**Challenge:**
Reproduce each line exactly. Skip none.

**Task input:**
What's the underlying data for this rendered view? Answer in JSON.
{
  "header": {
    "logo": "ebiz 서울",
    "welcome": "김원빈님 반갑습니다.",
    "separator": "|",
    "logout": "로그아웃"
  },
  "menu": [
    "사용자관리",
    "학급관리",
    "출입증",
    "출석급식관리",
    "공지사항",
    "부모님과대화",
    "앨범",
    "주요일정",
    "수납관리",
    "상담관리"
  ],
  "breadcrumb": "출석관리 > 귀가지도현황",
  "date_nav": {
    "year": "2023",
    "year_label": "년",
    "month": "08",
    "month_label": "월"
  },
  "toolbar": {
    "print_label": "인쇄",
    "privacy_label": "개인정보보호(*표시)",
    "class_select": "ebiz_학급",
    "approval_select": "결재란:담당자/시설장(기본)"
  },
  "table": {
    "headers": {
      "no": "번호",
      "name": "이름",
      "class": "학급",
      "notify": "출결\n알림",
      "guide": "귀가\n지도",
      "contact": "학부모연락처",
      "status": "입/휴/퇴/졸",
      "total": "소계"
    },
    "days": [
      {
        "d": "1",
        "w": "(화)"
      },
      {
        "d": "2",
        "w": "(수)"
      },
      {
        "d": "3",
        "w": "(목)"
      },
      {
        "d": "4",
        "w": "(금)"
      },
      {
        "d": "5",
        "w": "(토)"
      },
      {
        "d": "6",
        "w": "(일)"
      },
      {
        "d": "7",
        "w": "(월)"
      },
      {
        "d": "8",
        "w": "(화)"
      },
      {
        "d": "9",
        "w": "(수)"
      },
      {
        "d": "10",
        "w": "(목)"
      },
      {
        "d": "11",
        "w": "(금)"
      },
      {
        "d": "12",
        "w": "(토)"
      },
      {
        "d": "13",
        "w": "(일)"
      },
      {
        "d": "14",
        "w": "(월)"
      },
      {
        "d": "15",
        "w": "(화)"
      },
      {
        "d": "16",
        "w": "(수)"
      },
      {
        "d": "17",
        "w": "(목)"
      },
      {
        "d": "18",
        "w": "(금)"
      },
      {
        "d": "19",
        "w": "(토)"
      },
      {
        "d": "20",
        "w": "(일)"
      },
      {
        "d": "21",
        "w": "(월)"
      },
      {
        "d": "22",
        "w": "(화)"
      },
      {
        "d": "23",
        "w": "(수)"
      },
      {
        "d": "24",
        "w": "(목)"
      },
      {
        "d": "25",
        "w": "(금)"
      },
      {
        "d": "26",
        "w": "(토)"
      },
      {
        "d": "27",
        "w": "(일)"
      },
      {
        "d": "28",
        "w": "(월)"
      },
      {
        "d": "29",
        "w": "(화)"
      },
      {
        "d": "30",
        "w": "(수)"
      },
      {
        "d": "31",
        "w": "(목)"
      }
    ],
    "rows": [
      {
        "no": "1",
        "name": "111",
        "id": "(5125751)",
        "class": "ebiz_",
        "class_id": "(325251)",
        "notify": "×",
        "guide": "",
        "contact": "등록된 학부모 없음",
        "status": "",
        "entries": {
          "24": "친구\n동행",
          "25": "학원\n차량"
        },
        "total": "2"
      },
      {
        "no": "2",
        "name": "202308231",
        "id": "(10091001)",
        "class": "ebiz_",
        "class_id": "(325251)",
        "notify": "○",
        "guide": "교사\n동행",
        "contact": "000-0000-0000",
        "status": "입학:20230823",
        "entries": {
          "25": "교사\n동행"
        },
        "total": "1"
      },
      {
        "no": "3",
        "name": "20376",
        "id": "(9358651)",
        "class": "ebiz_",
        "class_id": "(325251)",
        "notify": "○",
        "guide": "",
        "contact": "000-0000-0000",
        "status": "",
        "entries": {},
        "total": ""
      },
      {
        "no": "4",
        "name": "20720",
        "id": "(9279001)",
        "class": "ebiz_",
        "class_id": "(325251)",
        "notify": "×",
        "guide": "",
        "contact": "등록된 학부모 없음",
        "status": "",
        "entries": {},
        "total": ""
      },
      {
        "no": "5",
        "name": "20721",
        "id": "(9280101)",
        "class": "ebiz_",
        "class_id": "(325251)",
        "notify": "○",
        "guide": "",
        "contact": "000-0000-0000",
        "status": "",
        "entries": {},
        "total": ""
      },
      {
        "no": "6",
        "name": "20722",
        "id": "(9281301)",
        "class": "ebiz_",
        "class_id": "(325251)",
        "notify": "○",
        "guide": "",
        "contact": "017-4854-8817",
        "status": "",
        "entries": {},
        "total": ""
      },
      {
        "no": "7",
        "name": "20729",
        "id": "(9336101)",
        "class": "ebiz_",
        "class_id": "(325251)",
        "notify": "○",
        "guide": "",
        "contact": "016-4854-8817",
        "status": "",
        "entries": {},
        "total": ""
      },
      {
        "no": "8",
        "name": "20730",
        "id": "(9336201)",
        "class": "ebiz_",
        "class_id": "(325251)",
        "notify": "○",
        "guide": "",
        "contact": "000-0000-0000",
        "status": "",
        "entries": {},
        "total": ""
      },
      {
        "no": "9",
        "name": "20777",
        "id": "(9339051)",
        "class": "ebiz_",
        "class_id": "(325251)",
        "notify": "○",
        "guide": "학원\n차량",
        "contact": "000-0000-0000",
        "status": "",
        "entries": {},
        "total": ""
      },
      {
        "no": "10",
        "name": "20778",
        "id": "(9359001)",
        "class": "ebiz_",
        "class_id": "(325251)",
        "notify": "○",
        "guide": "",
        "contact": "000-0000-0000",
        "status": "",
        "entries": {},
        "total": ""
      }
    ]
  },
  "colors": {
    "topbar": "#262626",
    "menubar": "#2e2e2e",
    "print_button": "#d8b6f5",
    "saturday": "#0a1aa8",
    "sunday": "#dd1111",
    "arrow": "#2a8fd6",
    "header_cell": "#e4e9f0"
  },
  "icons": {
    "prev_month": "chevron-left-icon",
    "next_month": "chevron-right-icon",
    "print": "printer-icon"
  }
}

**Full response:**
What's the underlying data for this rendered view? Answer in JSON.
{
  "header": {
    "logo": "ebiz 서울",
    "welcome": "김원빈님 반갑습니다.",
    "separator": "|",
    "logout": "로그아웃"
  },
  "menu": [
    "사용자관리",
    "학급관리",
    "출입증",
    "출석급식관리",
    "공지사항",
    "부모님과대화",
    "앨범",
    "주요일정",
    "수납관리",
    "상담관리"
  ],
  "breadcrumb": "출석관리 > 귀가지도현황",
  "date_nav": {
    "year": "2023",
    "year_label": "년",
    "month": "08",
    "month_label": "월"
  },
  "toolbar": {
    "print_label": "인쇄",
    "privacy_label": "개인정보보호(*표시)",
    "class_select": "ebiz_학급",
    "approval_select": "결재란:담당자/시설장(기본)"
  },
  "table": {
    "headers": {
      "no": "번호",
      "name": "이름",
      "class": "학급",
      "notify": "출결\n알림",
      "guide": "귀가\n지도",
      "contact": "학부모연락처",
      "status": "입/휴/퇴/졸",
      "total": "소계"
    },
    "days": [
      {
        "d": "1",
        "w": "(화)"
      },
      {
        "d": "2",
        "w": "(수)"
      },
      {
        "d": "3",
        "w": "(목)"
      },
      {
        "d": "4",
        "w": "(금)"
      },
      {
        "d": "5",
        "w": "(토)"
      },
      {
        "d": "6",
        "w": "(일)"
      },
      {
        "d": "7",
        "w": "(월)"
      },
      {
        "d": "8",
        "w": "(화)"
      },
      {
        "d": "9",
        "w": "(수)"
      },
      {
        "d": "10",
        "w": "(목)"
      },
      {
        "d": "11",
        "w": "(금)"
      },
      {
        "d": "12",
        "w": "(토)"
      },
      {
        "d": "13",
        "w": "(일)"
      },
      {
        "d": "14",
        "w": "(월)"
      },
      {
        "d": "15",
        "w": "(화)"
      },
      {
        "d": "16",
        "w": "(수)"
      },
      {
        "d": "17",
        "w": "(목)"
      },
      {
        "d": "18",
        "w": "(금)"
      },
      {
        "d": "19",
        "w": "(토)"
      },
      {
        "d": "20",
        "w": "(일)"
      },
      {
        "d": "21",
        "w": "(월)"
      },
      {
        "d": "22",
        "w": "(화)"
      },
      {
        "d": "23",
        "w": "(수)"
      },
      {
        "d": "24",
        "w": "(목)"
      },
      {
        "d": "25",
        "w": "(금)"
      },
      {
        "d": "26",
        "w": "(토)"
      },
      {
        "d": "27",
        "w": "(일)"
      },
      {
        "d": "28",
        "w": "(월)"
      },
      {
        "d": "29",
        "w": "(화)"
      },
      {
        "d": "30",
        "w": "(수)"
      },
      {
        "d": "31",
        "w": "(목)"
      }
    ],
    "rows": [
      {
        "no": "1",
        "name": "111",
        "id": "(5125751)",
        "class": "ebiz_",
        "class_id": "(325251)",
        "notify": "×",
        "guide": "",
        "contact": "등록된 학부모 없음",
        "status": "",
        "entries": {
          "24": "친구\n동행",
          "25": "학원\n차량"
        },
        "total": "2"
      },
      {
        "no": "2",
        "name": "202308231",
        "id": "(10091001)",
        "class": "ebiz_",
        "class_id": "(325251)",
        "notify": "○",
        "guide": "교사\n동행",
        "contact": "000-0000-0000",
        "status": "입학:20230823",
        "entries": {
          "25": "교사\n동행"
        },
        "total": "1"
      },
      {
        "no": "3",
        "name": "20376",
        "id": "(9358651)",
        "class": "ebiz_",
        "class_id": "(325251)",
        "notify": "○",
        "guide": "",
        "contact": "000-0000-0000",
        "status": "",
        "entries": {},
        "total": ""
      },
      {
        "no": "4",
        "name": "20720",
        "id": "(9279001)",
        "class": "ebiz_",
        "class_id": "(325251)",
        "notify": "×",
        "guide": "",
        "contact": "등록된 학부모 없음",
        "status": "",
        "entries": {},
        "total": ""
      },
      {
        "no": "5",
        "name": "20721",
        "id": "(9280101)",
        "class": "ebiz_",
        "class_id": "(325251)",
        "notify": "○",
        "guide": "",
        "contact": "000-0000-0000",
        "status": "",
        "entries": {},
        "total": ""
      },
      {
        "no": "6",
        "name": "20722",
        "id": "(9281301)",
        "class": "ebiz_",
        "class_id": "(325251)",
        "notify": "○",
        "guide": "",
        "contact": "017-4854-8817",
        "status": "",
        "entries": {},
        "total": ""
      },
      {
        "no": "7",
        "name": "20729",
        "id": "(9336101)",
        "class": "ebiz_",
        "class_id": "(325251)",
        "notify": "○",
        "guide": "",
        "contact": "016-4854-8817",
        "status": "",
        "entries": {},
        "total": ""
      },
      {
        "no": "8",
        "name": "20730",
        "id": "(9336201)",
        "class": "ebiz_",
        "class_id": "(325251)",
        "notify": "○",
        "guide": "",
        "contact": "000-0000-0000",
        "status": "",
        "entries": {},
        "total": ""
      },
      {
        "no": "9",
        "name": "20777",
        "id": "(9339051)",
        "class": "ebiz_",
        "class_id": "(325251)",
        "notify": "○",
        "guide": "학원\n차량",
        "contact": "000-0000-0000",
        "status": "",
        "entries": {},
        "total": ""
      },
      {
        "no": "10",
        "name": "20778",
        "id": "(9359001)",
        "class": "ebiz_",
        "class_id": "(325251)",
        "notify": "○",
        "guide": "",
        "contact": "000-0000-0000",
        "status": "",
        "entries": {},
        "total": ""
      }
    ]
  },
  "colors": {
    "topbar": "#262626",
    "menubar": "#2e2e2e",
    "print_button": "#d8b6f5",
    "saturday": "#0a1aa8",
    "sunday": "#dd1111",
    "arrow": "#2a8fd6",
    "header_cell": "#e4e9f0"
  },
  "icons": {
    "prev_month": "chevron-left-icon",
    "next_month": "chevron-right-icon",
    "print": "printer-icon"
  }
}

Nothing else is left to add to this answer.